# Start of MATERIAL PROVIDED

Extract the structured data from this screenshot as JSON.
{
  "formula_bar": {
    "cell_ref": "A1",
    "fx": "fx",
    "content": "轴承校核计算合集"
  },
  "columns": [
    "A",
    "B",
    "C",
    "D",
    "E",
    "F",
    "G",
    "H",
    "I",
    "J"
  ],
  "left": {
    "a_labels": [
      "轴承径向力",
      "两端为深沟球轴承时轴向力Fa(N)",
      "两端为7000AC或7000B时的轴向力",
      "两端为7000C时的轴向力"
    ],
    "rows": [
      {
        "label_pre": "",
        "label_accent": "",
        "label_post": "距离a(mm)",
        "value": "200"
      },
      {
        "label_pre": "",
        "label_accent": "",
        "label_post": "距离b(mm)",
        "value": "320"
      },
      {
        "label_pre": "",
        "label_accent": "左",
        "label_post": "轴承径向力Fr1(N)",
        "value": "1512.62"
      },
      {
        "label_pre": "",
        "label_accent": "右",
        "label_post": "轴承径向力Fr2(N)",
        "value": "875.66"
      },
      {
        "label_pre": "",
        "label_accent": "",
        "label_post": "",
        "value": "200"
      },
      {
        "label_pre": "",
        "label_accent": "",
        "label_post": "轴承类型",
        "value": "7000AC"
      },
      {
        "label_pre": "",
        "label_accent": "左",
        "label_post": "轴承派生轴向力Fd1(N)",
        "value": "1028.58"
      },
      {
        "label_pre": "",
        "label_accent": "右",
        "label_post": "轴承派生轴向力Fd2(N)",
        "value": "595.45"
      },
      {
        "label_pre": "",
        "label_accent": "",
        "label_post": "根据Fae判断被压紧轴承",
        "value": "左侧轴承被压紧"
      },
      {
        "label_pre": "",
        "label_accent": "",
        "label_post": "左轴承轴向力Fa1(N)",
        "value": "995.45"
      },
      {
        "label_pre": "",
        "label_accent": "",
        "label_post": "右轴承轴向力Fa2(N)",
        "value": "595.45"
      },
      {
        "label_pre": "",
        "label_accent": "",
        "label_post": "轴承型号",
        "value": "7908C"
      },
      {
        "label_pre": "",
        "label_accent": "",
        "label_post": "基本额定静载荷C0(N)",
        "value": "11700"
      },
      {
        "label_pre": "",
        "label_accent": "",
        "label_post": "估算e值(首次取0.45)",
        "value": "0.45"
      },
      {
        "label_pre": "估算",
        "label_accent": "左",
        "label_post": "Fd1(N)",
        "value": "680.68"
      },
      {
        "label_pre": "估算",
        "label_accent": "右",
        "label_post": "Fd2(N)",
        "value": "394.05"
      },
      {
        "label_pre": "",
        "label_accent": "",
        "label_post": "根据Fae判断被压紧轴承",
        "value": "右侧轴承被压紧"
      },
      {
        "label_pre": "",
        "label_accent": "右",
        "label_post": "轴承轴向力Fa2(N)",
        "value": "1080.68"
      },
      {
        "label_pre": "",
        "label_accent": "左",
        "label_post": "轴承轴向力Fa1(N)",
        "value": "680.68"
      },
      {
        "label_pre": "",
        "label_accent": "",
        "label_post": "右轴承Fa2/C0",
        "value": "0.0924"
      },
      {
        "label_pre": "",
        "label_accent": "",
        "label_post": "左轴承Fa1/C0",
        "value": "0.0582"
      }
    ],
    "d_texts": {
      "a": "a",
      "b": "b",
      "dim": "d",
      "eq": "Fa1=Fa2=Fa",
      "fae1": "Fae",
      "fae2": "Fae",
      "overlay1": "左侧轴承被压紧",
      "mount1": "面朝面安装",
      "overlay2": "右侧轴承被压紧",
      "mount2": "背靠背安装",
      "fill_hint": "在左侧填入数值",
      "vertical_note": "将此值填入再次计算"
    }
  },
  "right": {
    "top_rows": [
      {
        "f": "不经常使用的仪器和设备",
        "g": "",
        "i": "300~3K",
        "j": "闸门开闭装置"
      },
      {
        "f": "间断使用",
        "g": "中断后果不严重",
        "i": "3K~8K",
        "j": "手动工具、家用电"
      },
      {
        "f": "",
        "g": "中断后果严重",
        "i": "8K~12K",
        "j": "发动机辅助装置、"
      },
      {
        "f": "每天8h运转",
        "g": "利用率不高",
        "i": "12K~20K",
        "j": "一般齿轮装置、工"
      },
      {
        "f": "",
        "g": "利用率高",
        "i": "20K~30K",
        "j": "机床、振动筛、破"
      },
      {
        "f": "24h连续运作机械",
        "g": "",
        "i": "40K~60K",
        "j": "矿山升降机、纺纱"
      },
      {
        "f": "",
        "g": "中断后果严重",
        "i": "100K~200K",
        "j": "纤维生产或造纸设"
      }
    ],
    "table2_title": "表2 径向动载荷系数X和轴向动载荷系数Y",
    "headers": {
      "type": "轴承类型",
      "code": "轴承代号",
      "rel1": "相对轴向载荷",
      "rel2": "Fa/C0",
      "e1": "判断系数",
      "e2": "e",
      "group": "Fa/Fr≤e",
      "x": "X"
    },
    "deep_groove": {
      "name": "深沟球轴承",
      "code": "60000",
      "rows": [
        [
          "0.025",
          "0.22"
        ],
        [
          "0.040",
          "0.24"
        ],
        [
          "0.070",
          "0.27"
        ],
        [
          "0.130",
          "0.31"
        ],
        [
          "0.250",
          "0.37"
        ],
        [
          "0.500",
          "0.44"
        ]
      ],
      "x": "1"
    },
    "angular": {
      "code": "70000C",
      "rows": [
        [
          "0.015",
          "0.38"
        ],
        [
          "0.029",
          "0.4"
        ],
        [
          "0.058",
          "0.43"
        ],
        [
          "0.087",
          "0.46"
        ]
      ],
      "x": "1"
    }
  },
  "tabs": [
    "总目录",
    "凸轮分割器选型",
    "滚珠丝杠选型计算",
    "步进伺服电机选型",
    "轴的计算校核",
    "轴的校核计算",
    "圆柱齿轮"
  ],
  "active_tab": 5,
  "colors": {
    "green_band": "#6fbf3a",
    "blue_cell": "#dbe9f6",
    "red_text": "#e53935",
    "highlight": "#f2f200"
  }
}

# End of MATERIAL PROVIDED

#### INSTRUCTION:
Recite the full listing above exactly.

#### REPLY:
Extract the structured data from this screenshot as JSON.
{
  "formula_bar": {
    "cell_ref": "A1",
    "fx": "fx",
    "content": "轴承校核计算合集"
  },
  "columns": [
    "A",
    "B",
    "C",
    "D",
    "E",
    "F",
    "G",
    "H",
    "I",
    "J"
  ],
  "left": {
    "a_labels": [
      "轴承径向力",
      "两端为深沟球轴承时轴向力Fa(N)",
      "两端为7000AC或7000B时的轴向力",
      "两端为7000C时的轴向力"
    ],
    "rows": [
      {
        "label_pre": "",
        "label_accent": "",
        "label_post": "距离a(mm)",
        "value": "200"
      },
      {
        "label_pre": "",
        "label_accent": "",
        "label_post": "距离b(mm)",
        "value": "320"
      },
      {
        "label_pre": "",
        "label_accent": "左",
        "label_post": "轴承径向力Fr1(N)",
        "value": "1512.62"
      },
      {
        "label_pre": "",
        "label_accent": "右",
        "label_post": "轴承径向力Fr2(N)",
        "value": "875.66"
      },
      {
        "label_pre": "",
        "label_accent": "",
        "label_post": "",
        "value": "200"
      },
      {
        "label_pre": "",
        "label_accent": "",
        "label_post": "轴承类型",
        "value": "7000AC"
      },
      {
        "label_pre": "",
        "label_accent": "左",
        "label_post": "轴承派生轴向力Fd1(N)",
        "value": "1028.58"
      },
      {
        "label_pre": "",
        "label_accent": "右",
        "label_post": "轴承派生轴向力Fd2(N)",
        "value": "595.45"
      },
      {
        "label_pre": "",
        "label_accent": "",
        "label_post": "根据Fae判断被压紧轴承",
        "value": "左侧轴承被压紧"
      },
      {
        "label_pre": "",
        "label_accent": "",
        "label_post": "左轴承轴向力Fa1(N)",
        "value": "995.45"
      },
      {
        "label_pre": "",
        "label_accent": "",
        "label_post": "右轴承轴向力Fa2(N)",
        "value": "595.45"
      },
      {
        "label_pre": "",
        "label_accent": "",
        "label_post": "轴承型号",
        "value": "7908C"
      },
      {
        "label_pre": "",
        "label_accent": "",
        "label_post": "基本额定静载荷C0(N)",
        "value": "11700"
      },
      {
        "label_pre": "",
        "label_accent": "",
        "label_post": "估算e值(首次取0.45)",
        "value": "0.45"
      },
      {
        "label_pre": "估算",
        "label_accent": "左",
        "label_post": "Fd1(N)",
        "value": "680.68"
      },
      {
        "label_pre": "估算",
        "label_accent": "右",
        "label_post": "Fd2(N)",
        "value": "394.05"
      },
      {
        "label_pre": "",
        "label_accent": "",
        "label_post": "根据Fae判断被压紧轴承",
        "value": "右侧轴承被压紧"
      },
      {
        "label_pre": "",
        "label_accent": "右",
        "label_post": "轴承轴向力Fa2(N)",
        "value": "1080.68"
      },
      {
        "label_pre": "",
        "label_accent": "左",
        "label_post": "轴承轴向力Fa1(N)",
        "value": "680.68"
      },
      {
        "label_pre": "",
        "label_accent": "",
        "label_post": "右轴承Fa2/C0",
        "value": "0.0924"
      },
      {
        "label_pre": "",
        "label_accent": "",
        "label_post": "左轴承Fa1/C0",
        "value": "0.0582"
      }
    ],
    "d_texts": {
      "a": "a",
      "b": "b",
      "dim": "d",
      "eq": "Fa1=Fa2=Fa",
      "fae1": "Fae",
      "fae2": "Fae",
      "overlay1": "左侧轴承被压紧",
      "mount1": "面朝面安装",
      "overlay2": "右侧轴承被压紧",
      "mount2": "背靠背安装",
      "fill_hint": "在左侧填入数值",
      "vertical_note": "将此值填入再次计算"
    }
  },
  "right": {
    "top_rows": [
      {
        "f": "不经常使用的仪器和设备",
        "g": "",
        "i": "300~3K",
        "j": "闸门开闭装置"
      },
      {
        "f": "间断使用",
        "g": "中断后果不严重",
        "i": "3K~8K",
        "j": "手动工具、家用电"
      },
      {
        "f": "",
        "g": "中断后果严重",
        "i": "8K~12K",
        "j": "发动机辅助装置、"
      },
      {
        "f": "每天8h运转",
        "g": "利用率不高",
        "i": "12K~20K",
        "j": "一般齿轮装置、工"
      },
      {
        "f": "",
        "g": "利用率高",
        "i": "20K~30K",
        "j": "机床、振动筛、破"
      },
      {
        "f": "24h连续运作机械",
        "g": "",
        "i": "40K~60K",
        "j": "矿山升降机、纺纱"
      },
      {
        "f": "",
        "g": "中断后果严重",
        "i": "100K~200K",
        "j": "纤维生产或造纸设"
      }
    ],
    "table2_title": "表2 径向动载荷系数X和轴向动载荷系数Y",
    "headers": {
      "type": "轴承类型",
      "code": "轴承代号",
      "rel1": "相对轴向载荷",
      "rel2": "Fa/C0",
      "e1": "判断系数",
      "e2": "e",
      "group": "Fa/Fr≤e",
      "x": "X"
    },
    "deep_groove": {
      "name": "深沟球轴承",
      "code": "60000",
      "rows": [
        [
          "0.025",
          "0.22"
        ],
        [
          "0.040",
          "0.24"
        ],
        [
          "0.070",
          "0.27"
        ],
        [
          "0.130",
          "0.31"
        ],
        [
          "0.250",
          "0.37"
        ],
        [
          "0.500",
          "0.44"
        ]
      ],
      "x": "1"
    },
    "angular": {
      "code": "70000C",
      "rows": [
        [
          "0.015",
          "0.38"
        ],
        [
          "0.029",
          "0.4"
        ],
        [
          "0.058",
          "0.43"
        ],
        [
          "0.087",
          "0.46"
        ]
      ],
      "x": "1"
    }
  },
  "tabs": [
    "总目录",
    "凸轮分割器选型",
    "滚珠丝杠选型计算",
    "步进伺服电机选型",
    "轴的计算校核",
    "轴的校核计算",
    "圆柱齿轮"
  ],
  "active_tab": 5,
  "colors": {
    "green_band": "#6fbf3a",
    "blue_cell": "#dbe9f6",
    "red_text": "#e53935",
    "highlight": "#f2f200"
  }
}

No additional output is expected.